#### [What the task requires]
Locate each line below that includes "which" and reproduce it.

#### [Exercise material]

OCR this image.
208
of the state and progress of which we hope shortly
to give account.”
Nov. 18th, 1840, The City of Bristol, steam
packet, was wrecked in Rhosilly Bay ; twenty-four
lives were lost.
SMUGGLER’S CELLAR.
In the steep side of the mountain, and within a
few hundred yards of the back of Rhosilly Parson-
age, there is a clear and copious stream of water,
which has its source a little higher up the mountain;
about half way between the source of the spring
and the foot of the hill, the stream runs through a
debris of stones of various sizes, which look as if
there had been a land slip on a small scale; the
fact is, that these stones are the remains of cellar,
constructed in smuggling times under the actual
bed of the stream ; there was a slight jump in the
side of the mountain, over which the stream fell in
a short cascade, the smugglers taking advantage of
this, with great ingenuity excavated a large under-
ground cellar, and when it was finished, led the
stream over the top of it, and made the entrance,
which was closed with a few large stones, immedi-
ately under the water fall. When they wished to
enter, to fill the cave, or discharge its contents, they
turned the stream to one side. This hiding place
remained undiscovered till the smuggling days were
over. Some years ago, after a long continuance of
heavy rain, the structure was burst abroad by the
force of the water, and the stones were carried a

#### [Solution for this task]
of the state and progress of which we hope shortly
which has its source a little higher up the mountain;
debris of stones of various sizes, which look as if
side of the mountain, over which the stream fell in
which was closed with a few large stones, immedi-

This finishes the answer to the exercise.